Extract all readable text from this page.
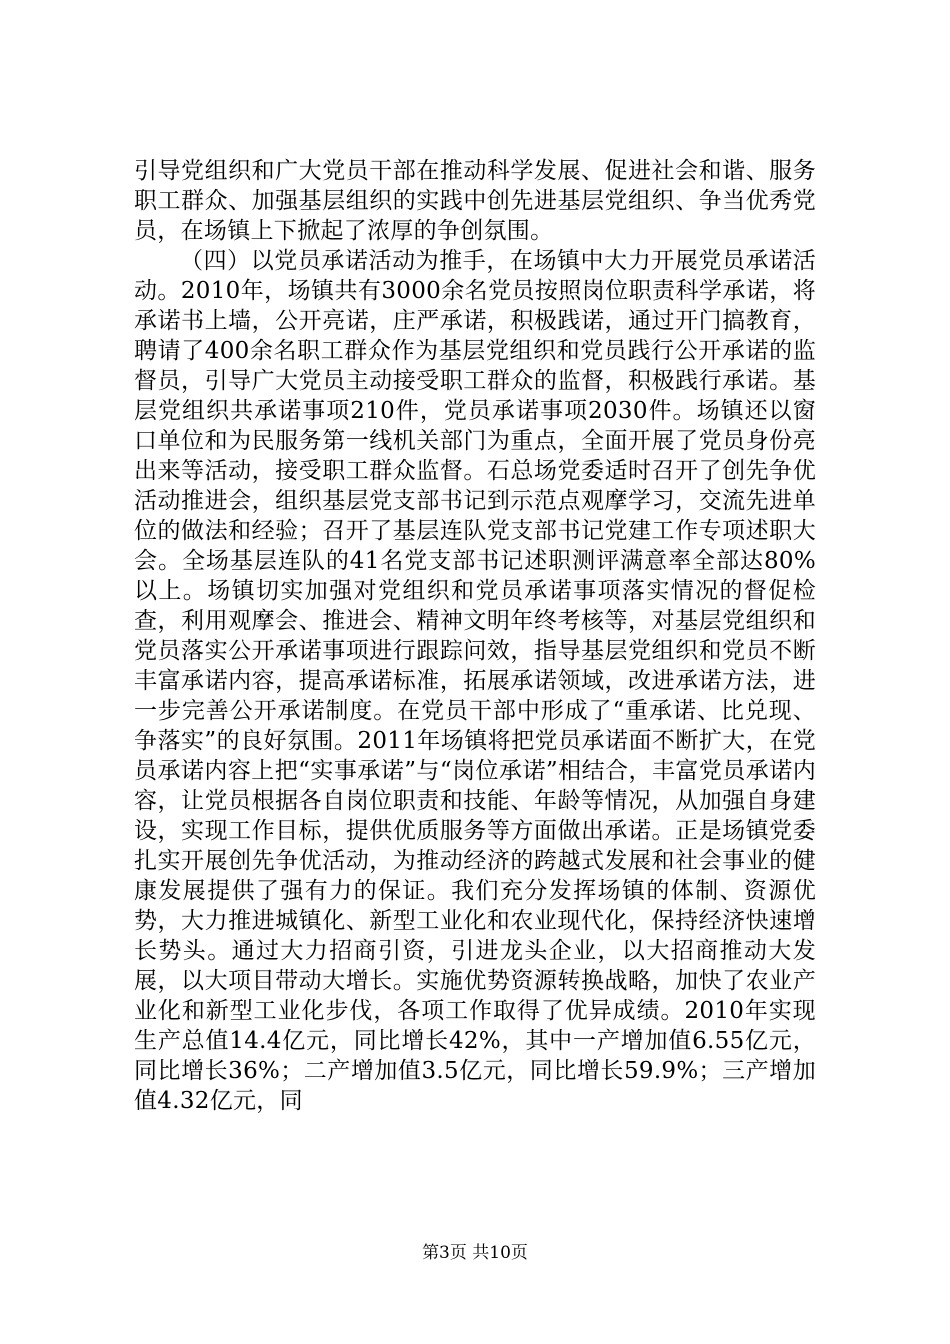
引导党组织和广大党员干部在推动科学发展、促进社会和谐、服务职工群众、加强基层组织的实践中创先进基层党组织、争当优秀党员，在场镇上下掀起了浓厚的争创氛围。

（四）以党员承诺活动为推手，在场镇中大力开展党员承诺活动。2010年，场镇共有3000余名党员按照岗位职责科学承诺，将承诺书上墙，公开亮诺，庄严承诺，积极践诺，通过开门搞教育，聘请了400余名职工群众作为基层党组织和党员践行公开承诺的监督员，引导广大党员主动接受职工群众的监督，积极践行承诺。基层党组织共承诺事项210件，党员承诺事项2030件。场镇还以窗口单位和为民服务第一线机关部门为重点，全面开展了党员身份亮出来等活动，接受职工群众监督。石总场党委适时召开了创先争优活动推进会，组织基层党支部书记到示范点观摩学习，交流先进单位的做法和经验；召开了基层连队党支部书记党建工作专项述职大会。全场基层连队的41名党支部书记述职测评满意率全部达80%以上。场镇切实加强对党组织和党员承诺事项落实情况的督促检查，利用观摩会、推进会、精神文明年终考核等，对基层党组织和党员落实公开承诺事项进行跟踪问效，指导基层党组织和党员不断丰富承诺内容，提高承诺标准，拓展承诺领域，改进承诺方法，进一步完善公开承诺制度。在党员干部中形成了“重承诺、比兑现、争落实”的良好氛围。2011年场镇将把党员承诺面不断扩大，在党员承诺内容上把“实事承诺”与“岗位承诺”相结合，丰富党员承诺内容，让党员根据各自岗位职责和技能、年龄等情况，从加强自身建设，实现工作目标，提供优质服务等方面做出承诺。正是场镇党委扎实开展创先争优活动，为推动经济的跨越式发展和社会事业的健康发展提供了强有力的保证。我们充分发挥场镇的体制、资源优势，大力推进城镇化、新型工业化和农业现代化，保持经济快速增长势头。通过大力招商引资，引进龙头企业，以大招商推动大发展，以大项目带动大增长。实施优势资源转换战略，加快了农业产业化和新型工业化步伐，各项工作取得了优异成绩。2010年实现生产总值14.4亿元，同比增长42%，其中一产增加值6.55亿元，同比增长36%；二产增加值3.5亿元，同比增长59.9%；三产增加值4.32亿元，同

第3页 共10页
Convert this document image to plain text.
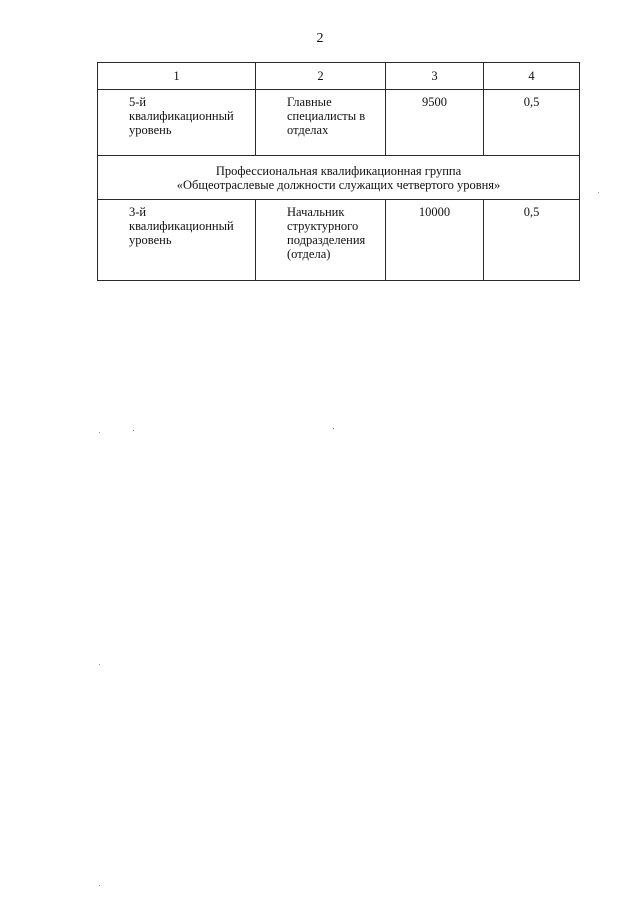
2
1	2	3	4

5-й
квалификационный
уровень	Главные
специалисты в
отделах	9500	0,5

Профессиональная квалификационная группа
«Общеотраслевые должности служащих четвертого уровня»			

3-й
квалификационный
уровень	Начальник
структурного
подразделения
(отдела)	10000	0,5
************
#### Exercise details
Copy the records exactly as they appear, excluding images.

#### Response to this exercise
Extract all readable text from this page.
引导党组织和广大党员干部在推动科学发展、促进社会和谐、服务职工群众、加强基层组织的实践中创先进基层党组织、争当优秀党员，在场镇上下掀起了浓厚的争创氛围。

（四）以党员承诺活动为推手，在场镇中大力开展党员承诺活动。2010年，场镇共有3000余名党员按照岗位职责科学承诺，将承诺书上墙，公开亮诺，庄严承诺，积极践诺，通过开门搞教育，聘请了400余名职工群众作为基层党组织和党员践行公开承诺的监督员，引导广大党员主动接受职工群众的监督，积极践行承诺。基层党组织共承诺事项210件，党员承诺事项2030件。场镇还以窗口单位和为民服务第一线机关部门为重点，全面开展了党员身份亮出来等活动，接受职工群众监督。石总场党委适时召开了创先争优活动推进会，组织基层党支部书记到示范点观摩学习，交流先进单位的做法和经验；召开了基层连队党支部书记党建工作专项述职大会。全场基层连队的41名党支部书记述职测评满意率全部达80%以上。场镇切实加强对党组织和党员承诺事项落实情况的督促检查，利用观摩会、推进会、精神文明年终考核等，对基层党组织和党员落实公开承诺事项进行跟踪问效，指导基层党组织和党员不断丰富承诺内容，提高承诺标准，拓展承诺领域，改进承诺方法，进一步完善公开承诺制度。在党员干部中形成了“重承诺、比兑现、争落实”的良好氛围。2011年场镇将把党员承诺面不断扩大，在党员承诺内容上把“实事承诺”与“岗位承诺”相结合，丰富党员承诺内容，让党员根据各自岗位职责和技能、年龄等情况，从加强自身建设，实现工作目标，提供优质服务等方面做出承诺。正是场镇党委扎实开展创先争优活动，为推动经济的跨越式发展和社会事业的健康发展提供了强有力的保证。我们充分发挥场镇的体制、资源优势，大力推进城镇化、新型工业化和农业现代化，保持经济快速增长势头。通过大力招商引资，引进龙头企业，以大招商推动大发展，以大项目带动大增长。实施优势资源转换战略，加快了农业产业化和新型工业化步伐，各项工作取得了优异成绩。2010年实现生产总值14.4亿元，同比增长42%，其中一产增加值6.55亿元，同比增长36%；二产增加值3.5亿元，同比增长59.9%；三产增加值4.32亿元，同

第3页 共10页
Convert this document image to plain text.
2
1	2	3	4

5-й
квалификационный
уровень	Главные
специалисты в
отделах	9500	0,5

Профессиональная квалификационная группа
«Общеотраслевые должности служащих четвертого уровня»			

3-й
квалификационный
уровень	Начальник
структурного
подразделения
(отдела)	10000	0,5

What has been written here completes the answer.